··· DATA FOR THE TASK

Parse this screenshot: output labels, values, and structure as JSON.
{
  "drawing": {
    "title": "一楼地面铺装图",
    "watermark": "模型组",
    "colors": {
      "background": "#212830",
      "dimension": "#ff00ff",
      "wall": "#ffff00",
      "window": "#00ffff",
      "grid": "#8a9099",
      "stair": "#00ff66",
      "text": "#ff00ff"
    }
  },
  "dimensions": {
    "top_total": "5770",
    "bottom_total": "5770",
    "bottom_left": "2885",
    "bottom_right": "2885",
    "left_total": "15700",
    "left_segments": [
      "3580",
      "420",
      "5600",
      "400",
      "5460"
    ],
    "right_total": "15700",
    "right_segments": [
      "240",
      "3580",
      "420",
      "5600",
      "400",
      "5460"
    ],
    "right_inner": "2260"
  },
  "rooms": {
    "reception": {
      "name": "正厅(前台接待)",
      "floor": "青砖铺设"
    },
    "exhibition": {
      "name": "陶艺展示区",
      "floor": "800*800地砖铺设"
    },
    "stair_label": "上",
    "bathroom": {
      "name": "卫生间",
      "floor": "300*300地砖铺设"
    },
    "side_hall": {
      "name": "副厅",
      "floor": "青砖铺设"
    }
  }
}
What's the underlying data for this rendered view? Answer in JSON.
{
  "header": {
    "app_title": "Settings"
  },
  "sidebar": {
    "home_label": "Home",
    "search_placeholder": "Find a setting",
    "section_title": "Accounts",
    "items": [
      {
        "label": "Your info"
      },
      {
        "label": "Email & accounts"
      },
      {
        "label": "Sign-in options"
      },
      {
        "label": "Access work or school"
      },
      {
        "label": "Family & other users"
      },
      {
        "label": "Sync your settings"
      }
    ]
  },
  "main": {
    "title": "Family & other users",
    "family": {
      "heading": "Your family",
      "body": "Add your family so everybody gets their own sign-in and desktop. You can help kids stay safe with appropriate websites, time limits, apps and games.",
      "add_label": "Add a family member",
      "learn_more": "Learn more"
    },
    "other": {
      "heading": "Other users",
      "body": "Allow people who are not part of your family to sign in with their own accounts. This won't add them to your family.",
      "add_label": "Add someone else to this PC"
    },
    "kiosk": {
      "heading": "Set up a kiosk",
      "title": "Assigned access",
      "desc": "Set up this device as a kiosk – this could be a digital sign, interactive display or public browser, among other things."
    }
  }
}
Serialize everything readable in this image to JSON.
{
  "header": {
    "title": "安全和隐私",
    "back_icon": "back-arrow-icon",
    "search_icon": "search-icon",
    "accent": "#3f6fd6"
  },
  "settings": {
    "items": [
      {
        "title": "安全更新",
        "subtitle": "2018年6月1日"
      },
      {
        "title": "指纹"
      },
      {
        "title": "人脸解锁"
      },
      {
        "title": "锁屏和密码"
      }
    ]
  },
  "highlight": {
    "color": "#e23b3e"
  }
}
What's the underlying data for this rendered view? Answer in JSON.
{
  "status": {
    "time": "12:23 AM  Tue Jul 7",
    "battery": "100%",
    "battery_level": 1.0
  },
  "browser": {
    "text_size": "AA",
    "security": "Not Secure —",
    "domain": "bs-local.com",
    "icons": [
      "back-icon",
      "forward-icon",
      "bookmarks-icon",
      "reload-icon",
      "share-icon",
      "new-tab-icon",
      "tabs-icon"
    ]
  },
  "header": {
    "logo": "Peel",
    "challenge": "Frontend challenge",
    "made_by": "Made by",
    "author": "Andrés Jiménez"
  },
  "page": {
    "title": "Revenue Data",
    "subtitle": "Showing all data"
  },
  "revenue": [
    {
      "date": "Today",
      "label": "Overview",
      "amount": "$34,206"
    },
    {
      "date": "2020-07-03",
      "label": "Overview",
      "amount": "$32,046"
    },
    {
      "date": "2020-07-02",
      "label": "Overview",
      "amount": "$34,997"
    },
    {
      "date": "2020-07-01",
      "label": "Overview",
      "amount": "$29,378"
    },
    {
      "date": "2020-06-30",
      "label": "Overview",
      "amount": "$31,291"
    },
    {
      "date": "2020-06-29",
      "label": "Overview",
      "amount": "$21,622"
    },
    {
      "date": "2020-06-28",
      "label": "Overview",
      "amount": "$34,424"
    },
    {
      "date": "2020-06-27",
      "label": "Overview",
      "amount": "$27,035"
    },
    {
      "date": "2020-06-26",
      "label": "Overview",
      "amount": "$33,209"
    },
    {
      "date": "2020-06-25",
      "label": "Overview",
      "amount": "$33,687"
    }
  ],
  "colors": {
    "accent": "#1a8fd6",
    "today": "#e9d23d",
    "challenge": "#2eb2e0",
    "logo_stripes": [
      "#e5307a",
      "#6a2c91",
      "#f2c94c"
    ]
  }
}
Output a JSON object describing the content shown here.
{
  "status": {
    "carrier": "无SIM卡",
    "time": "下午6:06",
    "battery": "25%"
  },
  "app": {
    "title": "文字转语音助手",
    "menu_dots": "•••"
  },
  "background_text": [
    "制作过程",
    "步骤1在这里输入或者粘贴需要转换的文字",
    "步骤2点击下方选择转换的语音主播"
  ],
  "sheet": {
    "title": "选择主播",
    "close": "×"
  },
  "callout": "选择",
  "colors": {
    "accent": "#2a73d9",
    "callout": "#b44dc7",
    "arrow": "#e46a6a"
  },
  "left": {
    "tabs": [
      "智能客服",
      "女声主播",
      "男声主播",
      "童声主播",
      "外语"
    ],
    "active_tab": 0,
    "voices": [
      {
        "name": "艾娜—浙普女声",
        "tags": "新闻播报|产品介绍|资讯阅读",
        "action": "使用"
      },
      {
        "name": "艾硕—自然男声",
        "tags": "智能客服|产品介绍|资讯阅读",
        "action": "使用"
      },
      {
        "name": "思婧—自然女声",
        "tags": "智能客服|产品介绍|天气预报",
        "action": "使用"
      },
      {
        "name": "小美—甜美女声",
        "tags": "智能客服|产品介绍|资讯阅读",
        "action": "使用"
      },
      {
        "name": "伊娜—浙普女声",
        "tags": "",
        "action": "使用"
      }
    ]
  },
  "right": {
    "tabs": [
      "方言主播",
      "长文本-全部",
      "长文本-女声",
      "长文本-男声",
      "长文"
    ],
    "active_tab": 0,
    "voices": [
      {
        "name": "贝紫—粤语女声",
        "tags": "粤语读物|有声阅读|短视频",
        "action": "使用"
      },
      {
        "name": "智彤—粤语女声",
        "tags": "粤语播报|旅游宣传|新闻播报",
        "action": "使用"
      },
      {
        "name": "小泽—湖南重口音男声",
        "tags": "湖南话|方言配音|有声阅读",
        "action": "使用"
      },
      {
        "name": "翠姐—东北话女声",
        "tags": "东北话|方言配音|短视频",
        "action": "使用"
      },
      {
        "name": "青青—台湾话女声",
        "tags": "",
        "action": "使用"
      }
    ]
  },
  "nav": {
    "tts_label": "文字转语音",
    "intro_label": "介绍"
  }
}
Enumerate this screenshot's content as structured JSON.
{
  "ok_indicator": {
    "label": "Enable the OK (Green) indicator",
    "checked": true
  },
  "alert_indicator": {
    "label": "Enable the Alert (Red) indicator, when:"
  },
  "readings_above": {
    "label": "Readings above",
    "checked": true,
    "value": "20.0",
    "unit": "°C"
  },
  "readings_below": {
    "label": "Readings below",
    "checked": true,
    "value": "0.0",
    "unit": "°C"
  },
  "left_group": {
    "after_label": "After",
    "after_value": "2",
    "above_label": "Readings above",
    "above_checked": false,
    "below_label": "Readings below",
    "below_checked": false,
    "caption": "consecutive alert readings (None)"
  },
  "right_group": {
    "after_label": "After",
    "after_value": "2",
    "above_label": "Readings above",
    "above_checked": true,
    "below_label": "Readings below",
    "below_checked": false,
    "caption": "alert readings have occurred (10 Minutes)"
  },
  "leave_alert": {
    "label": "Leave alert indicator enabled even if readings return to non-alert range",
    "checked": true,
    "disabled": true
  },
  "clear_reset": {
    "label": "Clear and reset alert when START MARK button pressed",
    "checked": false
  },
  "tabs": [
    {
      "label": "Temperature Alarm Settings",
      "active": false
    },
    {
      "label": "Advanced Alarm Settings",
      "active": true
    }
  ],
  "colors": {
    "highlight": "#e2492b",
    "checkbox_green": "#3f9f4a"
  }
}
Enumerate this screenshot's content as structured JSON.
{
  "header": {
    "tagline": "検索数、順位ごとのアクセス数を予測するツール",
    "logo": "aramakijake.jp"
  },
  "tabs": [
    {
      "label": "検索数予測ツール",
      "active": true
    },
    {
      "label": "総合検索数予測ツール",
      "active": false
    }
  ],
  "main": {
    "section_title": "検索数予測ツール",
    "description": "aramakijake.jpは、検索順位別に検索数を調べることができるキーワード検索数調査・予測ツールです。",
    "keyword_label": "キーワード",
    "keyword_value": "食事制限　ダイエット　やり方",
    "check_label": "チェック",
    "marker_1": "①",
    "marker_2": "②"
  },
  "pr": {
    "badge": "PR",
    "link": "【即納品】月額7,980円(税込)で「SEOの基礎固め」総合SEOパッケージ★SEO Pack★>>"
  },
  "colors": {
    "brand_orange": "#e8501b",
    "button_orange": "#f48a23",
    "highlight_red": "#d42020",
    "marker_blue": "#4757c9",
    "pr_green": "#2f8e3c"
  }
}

······

■ OBJECTIVE ■
Only the number is wanted: how many lines contain the string "floor"?

■ EXPECTED OUTPUT ■
4